═══ RECORD EXTRACTS ═══

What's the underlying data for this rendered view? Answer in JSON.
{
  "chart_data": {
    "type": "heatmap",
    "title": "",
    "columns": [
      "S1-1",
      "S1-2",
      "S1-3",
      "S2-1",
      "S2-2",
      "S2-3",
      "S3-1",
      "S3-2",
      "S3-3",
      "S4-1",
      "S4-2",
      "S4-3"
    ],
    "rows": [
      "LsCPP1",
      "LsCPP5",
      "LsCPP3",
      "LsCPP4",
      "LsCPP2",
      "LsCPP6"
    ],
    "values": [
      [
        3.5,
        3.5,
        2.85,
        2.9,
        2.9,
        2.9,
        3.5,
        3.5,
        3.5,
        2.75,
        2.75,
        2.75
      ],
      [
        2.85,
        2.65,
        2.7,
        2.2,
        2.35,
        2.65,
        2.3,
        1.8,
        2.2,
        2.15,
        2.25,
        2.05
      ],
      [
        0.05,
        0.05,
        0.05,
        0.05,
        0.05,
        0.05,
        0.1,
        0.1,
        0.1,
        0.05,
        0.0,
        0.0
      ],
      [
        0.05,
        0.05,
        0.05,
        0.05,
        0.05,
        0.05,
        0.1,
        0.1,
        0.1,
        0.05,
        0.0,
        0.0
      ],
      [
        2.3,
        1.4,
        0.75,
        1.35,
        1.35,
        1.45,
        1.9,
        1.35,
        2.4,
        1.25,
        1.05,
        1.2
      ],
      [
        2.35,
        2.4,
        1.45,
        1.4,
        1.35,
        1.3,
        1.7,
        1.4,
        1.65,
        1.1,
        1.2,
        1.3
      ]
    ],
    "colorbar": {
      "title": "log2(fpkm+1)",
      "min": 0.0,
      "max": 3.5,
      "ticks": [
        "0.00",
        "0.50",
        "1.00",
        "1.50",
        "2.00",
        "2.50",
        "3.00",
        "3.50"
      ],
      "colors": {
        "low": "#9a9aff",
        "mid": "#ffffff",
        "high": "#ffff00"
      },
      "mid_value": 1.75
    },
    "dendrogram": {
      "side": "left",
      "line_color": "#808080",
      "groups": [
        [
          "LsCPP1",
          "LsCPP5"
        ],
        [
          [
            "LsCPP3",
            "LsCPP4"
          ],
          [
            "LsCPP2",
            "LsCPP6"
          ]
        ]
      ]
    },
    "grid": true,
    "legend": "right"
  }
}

═══

THE EXERCISE ->
Extract all the material, leaving every line as it is.

REPLY TO THE TASK ->
What's the underlying data for this rendered view? Answer in JSON.
{
  "chart_data": {
    "type": "heatmap",
    "title": "",
    "columns": [
      "S1-1",
      "S1-2",
      "S1-3",
      "S2-1",
      "S2-2",
      "S2-3",
      "S3-1",
      "S3-2",
      "S3-3",
      "S4-1",
      "S4-2",
      "S4-3"
    ],
    "rows": [
      "LsCPP1",
      "LsCPP5",
      "LsCPP3",
      "LsCPP4",
      "LsCPP2",
      "LsCPP6"
    ],
    "values": [
      [
        3.5,
        3.5,
        2.85,
        2.9,
        2.9,
        2.9,
        3.5,
        3.5,
        3.5,
        2.75,
        2.75,
        2.75
      ],
      [
        2.85,
        2.65,
        2.7,
        2.2,
        2.35,
        2.65,
        2.3,
        1.8,
        2.2,
        2.15,
        2.25,
        2.05
      ],
      [
        0.05,
        0.05,
        0.05,
        0.05,
        0.05,
        0.05,
        0.1,
        0.1,
        0.1,
        0.05,
        0.0,
        0.0
      ],
      [
        0.05,
        0.05,
        0.05,
        0.05,
        0.05,
        0.05,
        0.1,
        0.1,
        0.1,
        0.05,
        0.0,
        0.0
      ],
      [
        2.3,
        1.4,
        0.75,
        1.35,
        1.35,
        1.45,
        1.9,
        1.35,
        2.4,
        1.25,
        1.05,
        1.2
      ],
      [
        2.35,
        2.4,
        1.45,
        1.4,
        1.35,
        1.3,
        1.7,
        1.4,
        1.65,
        1.1,
        1.2,
        1.3
      ]
    ],
    "colorbar": {
      "title": "log2(fpkm+1)",
      "min": 0.0,
      "max": 3.5,
      "ticks": [
        "0.00",
        "0.50",
        "1.00",
        "1.50",
        "2.00",
        "2.50",
        "3.00",
        "3.50"
      ],
      "colors": {
        "low": "#9a9aff",
        "mid": "#ffffff",
        "high": "#ffff00"
      },
      "mid_value": 1.75
    },
    "dendrogram": {
      "side": "left",
      "line_color": "#808080",
      "groups": [
        [
          "LsCPP1",
          "LsCPP5"
        ],
        [
          [
            "LsCPP3",
            "LsCPP4"
          ],
          [
            "LsCPP2",
            "LsCPP6"
          ]
        ]
      ]
    },
    "grid": true,
    "legend": "right"
  }
}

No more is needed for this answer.